[Dataset entries]
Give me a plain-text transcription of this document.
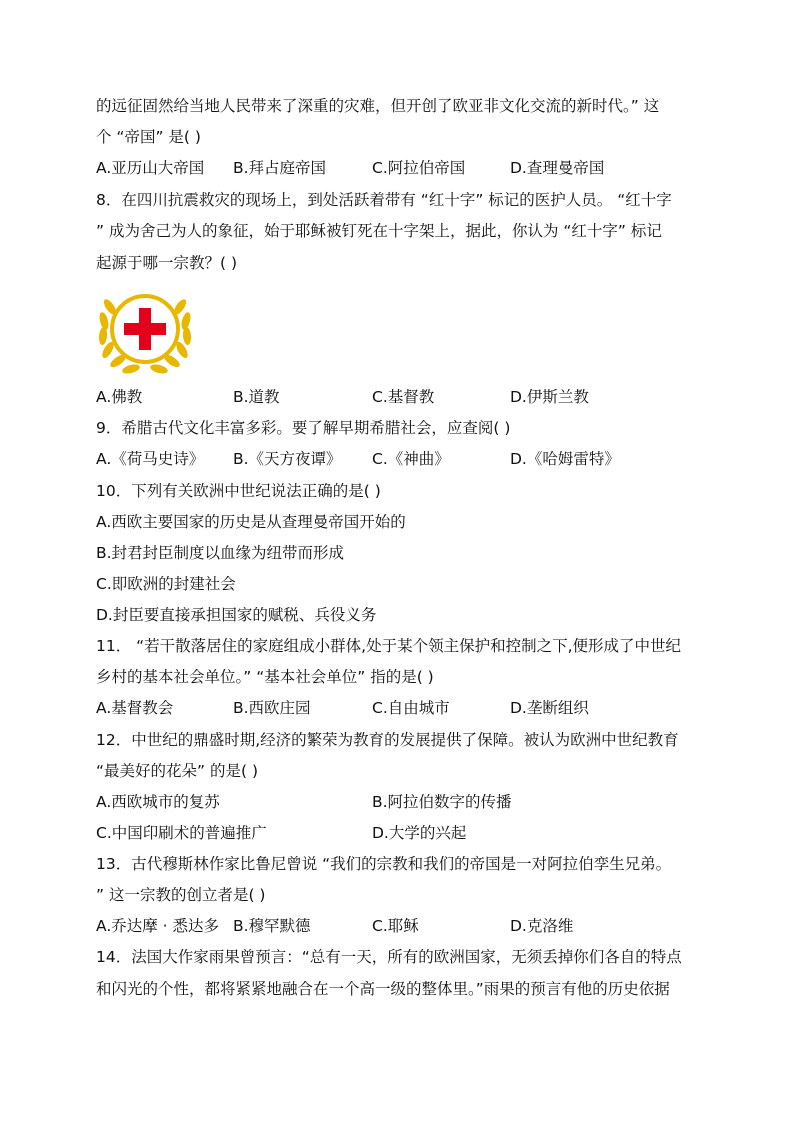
的远征固然给当地人民带来了深重的灾难，但开创了欧亚非文化交流的新时代。” 这
个 “帝国” 是( )
A.亚历山大帝国 B.拜占庭帝国	C.阿拉伯帝国	D.查理曼帝国
8．在四川抗震救灾的现场上，到处活跃着带有 “红十字” 标记的医护人员。 “红十字
” 成为舍己为人的象征，始于耶稣被钉死在十字架上，据此，你认为 “红十字” 标记
起源于哪一宗教？( )
A.佛教	B.道教	C.基督教	D.伊斯兰教
9．希腊古代文化丰富多彩。要了解早期希腊社会，应查阅( )
A.《荷马史诗》 B.《天方夜谭》 C.《神曲》	D.《哈姆雷特》
10．下列有关欧洲中世纪说法正确的是( )
A.西欧主要国家的历史是从查理曼帝国开始的
B.封君封臣制度以血缘为纽带而形成
C.即欧洲的封建社会
D.封臣要直接承担国家的赋税、兵役义务
11． “若干散落居住的家庭组成小群体,处于某个领主保护和控制之下,便形成了中世纪
乡村的基本社会单位。” “基本社会单位” 指的是( )
A.基督教会	B.西欧庄园	C.自由城市	D.垄断组织
12．中世纪的鼎盛时期,经济的繁荣为教育的发展提供了保障。被认为欧洲中世纪教育
“最美好的花朵” 的是( )
A.西欧城市的复苏	B.阿拉伯数字的传播
C.中国印刷术的普遍推广	D.大学的兴起
13．古代穆斯林作家比鲁尼曾说 “我们的宗教和我们的帝国是一对阿拉伯孪生兄弟。
” 这一宗教的创立者是( )
A.乔达摩 · 悉达多 B.穆罕默德	C.耶稣	D.克洛维
14．法国大作家雨果曾预言：“总有一天，所有的欧洲国家，无须丢掉你们各自的特点
和闪光的个性，都将紧紧地融合在一个高一级的整体里。”雨果的预言有他的历史依据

TO DO –
Images in the records should not be copied. Repeat all the rest exactly.

FULL OUTPUT –
Give me a plain-text transcription of this document.
的远征固然给当地人民带来了深重的灾难，但开创了欧亚非文化交流的新时代。” 这
个 “帝国” 是( )
A.亚历山大帝国 B.拜占庭帝国	C.阿拉伯帝国	D.查理曼帝国
8．在四川抗震救灾的现场上，到处活跃着带有 “红十字” 标记的医护人员。 “红十字
” 成为舍己为人的象征，始于耶稣被钉死在十字架上，据此，你认为 “红十字” 标记
起源于哪一宗教？( )
A.佛教	B.道教	C.基督教	D.伊斯兰教
9．希腊古代文化丰富多彩。要了解早期希腊社会，应查阅( )
A.《荷马史诗》 B.《天方夜谭》 C.《神曲》	D.《哈姆雷特》
10．下列有关欧洲中世纪说法正确的是( )
A.西欧主要国家的历史是从查理曼帝国开始的
B.封君封臣制度以血缘为纽带而形成
C.即欧洲的封建社会
D.封臣要直接承担国家的赋税、兵役义务
11． “若干散落居住的家庭组成小群体,处于某个领主保护和控制之下,便形成了中世纪
乡村的基本社会单位。” “基本社会单位” 指的是( )
A.基督教会	B.西欧庄园	C.自由城市	D.垄断组织
12．中世纪的鼎盛时期,经济的繁荣为教育的发展提供了保障。被认为欧洲中世纪教育
“最美好的花朵” 的是( )
A.西欧城市的复苏	B.阿拉伯数字的传播
C.中国印刷术的普遍推广	D.大学的兴起
13．古代穆斯林作家比鲁尼曾说 “我们的宗教和我们的帝国是一对阿拉伯孪生兄弟。
” 这一宗教的创立者是( )
A.乔达摩 · 悉达多 B.穆罕默德	C.耶稣	D.克洛维
14．法国大作家雨果曾预言：“总有一天，所有的欧洲国家，无须丢掉你们各自的特点
和闪光的个性，都将紧紧地融合在一个高一级的整体里。”雨果的预言有他的历史依据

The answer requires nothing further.